**Task instructions**
Count the lines that include the string "backlinks", and give only that number.

**Dataset entries**
----------

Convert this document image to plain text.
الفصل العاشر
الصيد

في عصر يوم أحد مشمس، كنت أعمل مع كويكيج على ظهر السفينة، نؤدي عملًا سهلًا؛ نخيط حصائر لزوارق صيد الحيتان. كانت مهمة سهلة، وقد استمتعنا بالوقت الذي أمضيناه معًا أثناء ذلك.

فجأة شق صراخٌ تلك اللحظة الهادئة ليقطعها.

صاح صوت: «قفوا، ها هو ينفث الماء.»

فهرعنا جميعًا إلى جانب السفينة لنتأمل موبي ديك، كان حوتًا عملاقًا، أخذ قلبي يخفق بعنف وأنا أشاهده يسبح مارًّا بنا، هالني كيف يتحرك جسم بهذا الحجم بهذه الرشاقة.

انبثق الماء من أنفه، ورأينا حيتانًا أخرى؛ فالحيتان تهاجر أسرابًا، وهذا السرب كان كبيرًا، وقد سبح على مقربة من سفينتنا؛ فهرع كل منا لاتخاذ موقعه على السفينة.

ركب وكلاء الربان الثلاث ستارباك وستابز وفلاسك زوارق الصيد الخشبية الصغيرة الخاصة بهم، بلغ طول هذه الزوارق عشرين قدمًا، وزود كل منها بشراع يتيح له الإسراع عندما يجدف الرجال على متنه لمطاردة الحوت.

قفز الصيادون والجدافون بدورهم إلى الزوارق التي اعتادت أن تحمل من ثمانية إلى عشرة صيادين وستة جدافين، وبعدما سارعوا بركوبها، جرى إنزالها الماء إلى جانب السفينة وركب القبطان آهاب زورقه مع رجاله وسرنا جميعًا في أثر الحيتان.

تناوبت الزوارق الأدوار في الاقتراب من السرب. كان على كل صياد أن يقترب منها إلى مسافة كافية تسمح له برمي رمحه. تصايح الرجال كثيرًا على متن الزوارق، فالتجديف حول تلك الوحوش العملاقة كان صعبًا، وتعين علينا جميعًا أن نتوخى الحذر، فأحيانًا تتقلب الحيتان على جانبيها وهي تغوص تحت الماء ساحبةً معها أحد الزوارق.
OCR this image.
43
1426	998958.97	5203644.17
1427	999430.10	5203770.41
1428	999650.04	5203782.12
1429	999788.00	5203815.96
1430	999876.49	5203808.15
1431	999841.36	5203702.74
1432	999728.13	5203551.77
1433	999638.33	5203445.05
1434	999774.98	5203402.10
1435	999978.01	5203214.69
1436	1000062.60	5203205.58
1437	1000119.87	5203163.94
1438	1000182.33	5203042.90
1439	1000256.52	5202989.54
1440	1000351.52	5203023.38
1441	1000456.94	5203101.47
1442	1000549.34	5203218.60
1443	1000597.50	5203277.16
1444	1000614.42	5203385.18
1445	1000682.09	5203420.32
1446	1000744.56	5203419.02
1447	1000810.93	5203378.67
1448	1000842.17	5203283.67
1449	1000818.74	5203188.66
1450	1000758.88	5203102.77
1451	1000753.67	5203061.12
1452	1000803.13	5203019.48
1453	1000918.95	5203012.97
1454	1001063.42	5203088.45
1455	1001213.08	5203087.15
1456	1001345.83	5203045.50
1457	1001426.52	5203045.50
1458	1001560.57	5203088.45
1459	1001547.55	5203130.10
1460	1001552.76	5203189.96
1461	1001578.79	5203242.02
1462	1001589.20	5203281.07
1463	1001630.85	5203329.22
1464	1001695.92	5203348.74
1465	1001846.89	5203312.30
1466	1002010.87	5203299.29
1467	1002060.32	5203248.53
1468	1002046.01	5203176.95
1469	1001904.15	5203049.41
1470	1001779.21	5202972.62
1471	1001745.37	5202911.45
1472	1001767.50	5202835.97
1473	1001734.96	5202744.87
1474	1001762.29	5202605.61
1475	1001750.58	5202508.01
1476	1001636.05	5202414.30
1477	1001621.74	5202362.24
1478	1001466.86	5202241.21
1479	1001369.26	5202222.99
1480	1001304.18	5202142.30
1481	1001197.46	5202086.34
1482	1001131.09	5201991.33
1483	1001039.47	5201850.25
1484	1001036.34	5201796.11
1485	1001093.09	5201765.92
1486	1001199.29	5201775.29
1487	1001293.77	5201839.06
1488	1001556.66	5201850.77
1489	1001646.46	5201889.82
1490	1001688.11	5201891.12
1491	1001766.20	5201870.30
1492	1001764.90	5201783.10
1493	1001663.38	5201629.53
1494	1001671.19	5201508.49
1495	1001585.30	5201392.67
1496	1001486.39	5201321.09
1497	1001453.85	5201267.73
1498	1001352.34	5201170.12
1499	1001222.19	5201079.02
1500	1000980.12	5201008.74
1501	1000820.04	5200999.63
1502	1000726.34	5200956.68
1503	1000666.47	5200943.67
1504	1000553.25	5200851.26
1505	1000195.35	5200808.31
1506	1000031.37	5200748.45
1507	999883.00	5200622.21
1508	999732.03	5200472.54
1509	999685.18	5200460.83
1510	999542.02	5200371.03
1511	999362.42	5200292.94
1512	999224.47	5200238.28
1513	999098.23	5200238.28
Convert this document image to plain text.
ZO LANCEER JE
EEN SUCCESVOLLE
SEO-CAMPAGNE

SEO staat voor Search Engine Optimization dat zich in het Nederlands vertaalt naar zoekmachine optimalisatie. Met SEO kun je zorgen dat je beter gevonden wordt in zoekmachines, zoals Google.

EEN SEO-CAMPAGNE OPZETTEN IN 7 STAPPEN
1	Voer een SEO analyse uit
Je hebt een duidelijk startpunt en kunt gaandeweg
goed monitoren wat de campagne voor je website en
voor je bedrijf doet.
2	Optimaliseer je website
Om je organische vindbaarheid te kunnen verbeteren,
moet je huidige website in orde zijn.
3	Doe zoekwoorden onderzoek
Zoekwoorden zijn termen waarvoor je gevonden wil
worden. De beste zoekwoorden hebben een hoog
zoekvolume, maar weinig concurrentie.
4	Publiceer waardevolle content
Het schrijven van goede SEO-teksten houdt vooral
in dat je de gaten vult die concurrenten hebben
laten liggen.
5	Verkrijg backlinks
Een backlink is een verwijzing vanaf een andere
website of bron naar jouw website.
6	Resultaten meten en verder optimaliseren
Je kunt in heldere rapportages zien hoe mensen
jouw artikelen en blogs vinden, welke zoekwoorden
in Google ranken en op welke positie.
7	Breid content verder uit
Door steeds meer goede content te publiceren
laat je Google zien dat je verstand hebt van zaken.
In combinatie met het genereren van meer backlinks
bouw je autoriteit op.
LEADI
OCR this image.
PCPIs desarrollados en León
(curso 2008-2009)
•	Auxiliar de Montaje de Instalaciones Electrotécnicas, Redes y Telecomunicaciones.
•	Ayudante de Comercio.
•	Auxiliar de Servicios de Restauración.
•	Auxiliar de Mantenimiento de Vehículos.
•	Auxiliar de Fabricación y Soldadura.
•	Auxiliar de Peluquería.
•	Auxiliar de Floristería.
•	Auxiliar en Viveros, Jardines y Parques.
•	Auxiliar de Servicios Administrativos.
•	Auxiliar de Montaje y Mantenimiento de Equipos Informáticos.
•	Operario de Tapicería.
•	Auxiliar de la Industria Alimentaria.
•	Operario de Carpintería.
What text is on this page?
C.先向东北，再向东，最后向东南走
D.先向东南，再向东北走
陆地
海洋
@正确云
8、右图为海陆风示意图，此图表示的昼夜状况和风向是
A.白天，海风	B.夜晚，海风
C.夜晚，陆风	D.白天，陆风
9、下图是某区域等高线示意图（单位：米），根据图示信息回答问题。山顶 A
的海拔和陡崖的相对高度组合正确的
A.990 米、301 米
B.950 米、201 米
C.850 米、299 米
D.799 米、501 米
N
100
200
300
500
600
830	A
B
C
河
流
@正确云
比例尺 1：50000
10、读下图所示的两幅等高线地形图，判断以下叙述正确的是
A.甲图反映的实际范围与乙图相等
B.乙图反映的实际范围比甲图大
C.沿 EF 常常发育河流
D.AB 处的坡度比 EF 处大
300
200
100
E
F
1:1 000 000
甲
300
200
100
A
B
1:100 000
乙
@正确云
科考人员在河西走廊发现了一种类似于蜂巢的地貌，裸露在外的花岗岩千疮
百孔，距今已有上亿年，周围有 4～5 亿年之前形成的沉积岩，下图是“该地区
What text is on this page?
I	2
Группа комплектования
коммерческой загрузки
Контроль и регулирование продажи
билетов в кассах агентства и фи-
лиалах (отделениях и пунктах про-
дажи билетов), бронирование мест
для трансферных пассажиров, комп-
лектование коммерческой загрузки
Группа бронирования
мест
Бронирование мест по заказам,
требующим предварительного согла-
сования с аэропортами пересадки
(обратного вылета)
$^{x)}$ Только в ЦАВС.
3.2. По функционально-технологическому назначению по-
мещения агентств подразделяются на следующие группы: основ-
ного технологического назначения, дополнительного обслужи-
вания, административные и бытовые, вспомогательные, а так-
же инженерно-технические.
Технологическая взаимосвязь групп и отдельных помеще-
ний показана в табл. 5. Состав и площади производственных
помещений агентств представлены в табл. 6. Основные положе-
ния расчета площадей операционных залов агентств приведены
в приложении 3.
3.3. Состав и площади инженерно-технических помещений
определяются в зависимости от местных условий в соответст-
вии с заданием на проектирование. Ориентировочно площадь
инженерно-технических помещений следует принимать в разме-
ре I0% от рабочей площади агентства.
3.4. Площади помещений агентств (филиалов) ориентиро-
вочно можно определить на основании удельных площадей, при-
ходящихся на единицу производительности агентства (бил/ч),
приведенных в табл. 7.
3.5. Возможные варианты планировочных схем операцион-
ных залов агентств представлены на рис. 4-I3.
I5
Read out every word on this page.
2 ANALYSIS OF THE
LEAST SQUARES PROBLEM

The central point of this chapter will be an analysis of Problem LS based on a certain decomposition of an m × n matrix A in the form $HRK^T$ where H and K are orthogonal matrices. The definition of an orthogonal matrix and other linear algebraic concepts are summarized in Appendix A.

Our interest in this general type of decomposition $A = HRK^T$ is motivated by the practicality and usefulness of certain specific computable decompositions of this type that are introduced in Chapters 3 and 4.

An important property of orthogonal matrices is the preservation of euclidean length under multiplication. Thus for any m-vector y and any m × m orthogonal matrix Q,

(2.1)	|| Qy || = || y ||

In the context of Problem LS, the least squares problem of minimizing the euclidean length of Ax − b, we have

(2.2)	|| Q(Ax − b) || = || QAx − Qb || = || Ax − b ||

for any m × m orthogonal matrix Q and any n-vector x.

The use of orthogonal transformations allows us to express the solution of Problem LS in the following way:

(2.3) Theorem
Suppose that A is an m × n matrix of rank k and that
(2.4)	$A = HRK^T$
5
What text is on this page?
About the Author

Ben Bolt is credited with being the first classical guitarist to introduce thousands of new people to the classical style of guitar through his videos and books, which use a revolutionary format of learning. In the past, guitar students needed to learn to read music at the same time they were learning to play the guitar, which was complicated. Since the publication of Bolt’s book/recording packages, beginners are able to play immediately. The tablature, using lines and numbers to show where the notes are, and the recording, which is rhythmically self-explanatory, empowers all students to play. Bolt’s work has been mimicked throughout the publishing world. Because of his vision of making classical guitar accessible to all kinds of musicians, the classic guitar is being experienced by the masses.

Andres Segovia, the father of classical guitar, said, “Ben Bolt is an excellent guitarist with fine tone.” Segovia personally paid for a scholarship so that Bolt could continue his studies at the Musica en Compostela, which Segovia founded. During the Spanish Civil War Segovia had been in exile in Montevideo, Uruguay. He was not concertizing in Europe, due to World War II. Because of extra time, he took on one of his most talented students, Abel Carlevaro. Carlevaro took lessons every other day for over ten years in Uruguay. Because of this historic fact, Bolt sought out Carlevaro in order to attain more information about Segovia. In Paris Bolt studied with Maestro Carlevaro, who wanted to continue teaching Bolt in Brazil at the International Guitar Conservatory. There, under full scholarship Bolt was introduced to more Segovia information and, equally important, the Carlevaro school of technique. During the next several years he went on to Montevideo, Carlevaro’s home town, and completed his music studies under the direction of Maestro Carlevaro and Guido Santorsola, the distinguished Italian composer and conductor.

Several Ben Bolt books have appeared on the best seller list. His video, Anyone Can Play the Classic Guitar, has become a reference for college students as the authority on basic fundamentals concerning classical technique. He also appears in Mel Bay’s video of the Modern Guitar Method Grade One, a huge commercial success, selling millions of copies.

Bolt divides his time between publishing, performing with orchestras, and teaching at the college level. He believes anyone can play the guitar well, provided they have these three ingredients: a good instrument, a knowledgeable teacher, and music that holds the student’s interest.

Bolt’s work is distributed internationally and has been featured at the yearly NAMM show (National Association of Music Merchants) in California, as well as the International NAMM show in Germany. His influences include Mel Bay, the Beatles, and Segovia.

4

----------

**Answer for the task**
2